*Direction*:
The records below are to be repeated in full, exactly as they are.
-- Begin --
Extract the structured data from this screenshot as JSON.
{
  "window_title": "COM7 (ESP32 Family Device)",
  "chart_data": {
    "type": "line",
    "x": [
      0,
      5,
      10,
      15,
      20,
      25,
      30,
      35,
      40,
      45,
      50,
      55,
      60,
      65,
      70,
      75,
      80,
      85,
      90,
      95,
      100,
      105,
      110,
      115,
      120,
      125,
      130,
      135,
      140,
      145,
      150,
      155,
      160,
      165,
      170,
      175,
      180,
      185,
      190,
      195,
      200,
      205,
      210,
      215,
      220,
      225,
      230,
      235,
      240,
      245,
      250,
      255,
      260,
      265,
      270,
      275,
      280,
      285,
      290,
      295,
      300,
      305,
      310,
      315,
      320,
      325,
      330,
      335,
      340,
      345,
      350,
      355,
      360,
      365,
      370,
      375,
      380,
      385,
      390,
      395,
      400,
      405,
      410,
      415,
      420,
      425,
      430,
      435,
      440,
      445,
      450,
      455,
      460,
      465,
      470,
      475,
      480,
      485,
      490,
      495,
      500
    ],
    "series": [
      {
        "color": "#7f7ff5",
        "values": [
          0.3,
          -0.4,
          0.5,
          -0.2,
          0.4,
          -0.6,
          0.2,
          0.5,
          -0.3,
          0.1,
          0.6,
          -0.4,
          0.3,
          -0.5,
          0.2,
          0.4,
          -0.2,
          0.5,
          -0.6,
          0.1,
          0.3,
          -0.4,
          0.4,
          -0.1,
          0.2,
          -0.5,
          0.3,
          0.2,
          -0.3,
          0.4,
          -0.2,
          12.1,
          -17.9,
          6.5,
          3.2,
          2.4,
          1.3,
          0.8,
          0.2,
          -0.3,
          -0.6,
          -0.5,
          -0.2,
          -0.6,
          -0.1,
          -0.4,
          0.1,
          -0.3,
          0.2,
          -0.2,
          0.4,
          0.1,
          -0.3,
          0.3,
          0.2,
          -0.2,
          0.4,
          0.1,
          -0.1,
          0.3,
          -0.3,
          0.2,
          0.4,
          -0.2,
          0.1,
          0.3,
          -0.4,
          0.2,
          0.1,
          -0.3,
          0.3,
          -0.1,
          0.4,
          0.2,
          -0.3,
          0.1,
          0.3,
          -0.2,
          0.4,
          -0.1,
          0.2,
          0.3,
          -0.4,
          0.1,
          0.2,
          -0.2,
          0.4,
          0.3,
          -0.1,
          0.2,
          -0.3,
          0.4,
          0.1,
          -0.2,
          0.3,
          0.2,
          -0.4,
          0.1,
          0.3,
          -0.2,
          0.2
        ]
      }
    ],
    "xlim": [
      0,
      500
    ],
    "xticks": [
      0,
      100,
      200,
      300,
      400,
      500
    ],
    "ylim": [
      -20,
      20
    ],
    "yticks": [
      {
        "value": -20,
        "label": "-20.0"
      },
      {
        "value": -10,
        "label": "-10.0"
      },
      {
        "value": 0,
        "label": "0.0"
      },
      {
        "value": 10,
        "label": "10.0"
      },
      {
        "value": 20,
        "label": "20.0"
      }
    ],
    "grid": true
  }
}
-- End --
*Task solution*:
Extract the structured data from this screenshot as JSON.
{
  "window_title": "COM7 (ESP32 Family Device)",
  "chart_data": {
    "type": "line",
    "x": [
      0,
      5,
      10,
      15,
      20,
      25,
      30,
      35,
      40,
      45,
      50,
      55,
      60,
      65,
      70,
      75,
      80,
      85,
      90,
      95,
      100,
      105,
      110,
      115,
      120,
      125,
      130,
      135,
      140,
      145,
      150,
      155,
      160,
      165,
      170,
      175,
      180,
      185,
      190,
      195,
      200,
      205,
      210,
      215,
      220,
      225,
      230,
      235,
      240,
      245,
      250,
      255,
      260,
      265,
      270,
      275,
      280,
      285,
      290,
      295,
      300,
      305,
      310,
      315,
      320,
      325,
      330,
      335,
      340,
      345,
      350,
      355,
      360,
      365,
      370,
      375,
      380,
      385,
      390,
      395,
      400,
      405,
      410,
      415,
      420,
      425,
      430,
      435,
      440,
      445,
      450,
      455,
      460,
      465,
      470,
      475,
      480,
      485,
      490,
      495,
      500
    ],
    "series": [
      {
        "color": "#7f7ff5",
        "values": [
          0.3,
          -0.4,
          0.5,
          -0.2,
          0.4,
          -0.6,
          0.2,
          0.5,
          -0.3,
          0.1,
          0.6,
          -0.4,
          0.3,
          -0.5,
          0.2,
          0.4,
          -0.2,
          0.5,
          -0.6,
          0.1,
          0.3,
          -0.4,
          0.4,
          -0.1,
          0.2,
          -0.5,
          0.3,
          0.2,
          -0.3,
          0.4,
          -0.2,
          12.1,
          -17.9,
          6.5,
          3.2,
          2.4,
          1.3,
          0.8,
          0.2,
          -0.3,
          -0.6,
          -0.5,
          -0.2,
          -0.6,
          -0.1,
          -0.4,
          0.1,
          -0.3,
          0.2,
          -0.2,
          0.4,
          0.1,
          -0.3,
          0.3,
          0.2,
          -0.2,
          0.4,
          0.1,
          -0.1,
          0.3,
          -0.3,
          0.2,
          0.4,
          -0.2,
          0.1,
          0.3,
          -0.4,
          0.2,
          0.1,
          -0.3,
          0.3,
          -0.1,
          0.4,
          0.2,
          -0.3,
          0.1,
          0.3,
          -0.2,
          0.4,
          -0.1,
          0.2,
          0.3,
          -0.4,
          0.1,
          0.2,
          -0.2,
          0.4,
          0.3,
          -0.1,
          0.2,
          -0.3,
          0.4,
          0.1,
          -0.2,
          0.3,
          0.2,
          -0.4,
          0.1,
          0.3,
          -0.2,
          0.2
        ]
      }
    ],
    "xlim": [
      0,
      500
    ],
    "xticks": [
      0,
      100,
      200,
      300,
      400,
      500
    ],
    "ylim": [
      -20,
      20
    ],
    "yticks": [
      {
        "value": -20,
        "label": "-20.0"
      },
      {
        "value": -10,
        "label": "-10.0"
      },
      {
        "value": 0,
        "label": "0.0"
      },
      {
        "value": 10,
        "label": "10.0"
      },
      {
        "value": 20,
        "label": "20.0"
      }
    ],
    "grid": true
  }
}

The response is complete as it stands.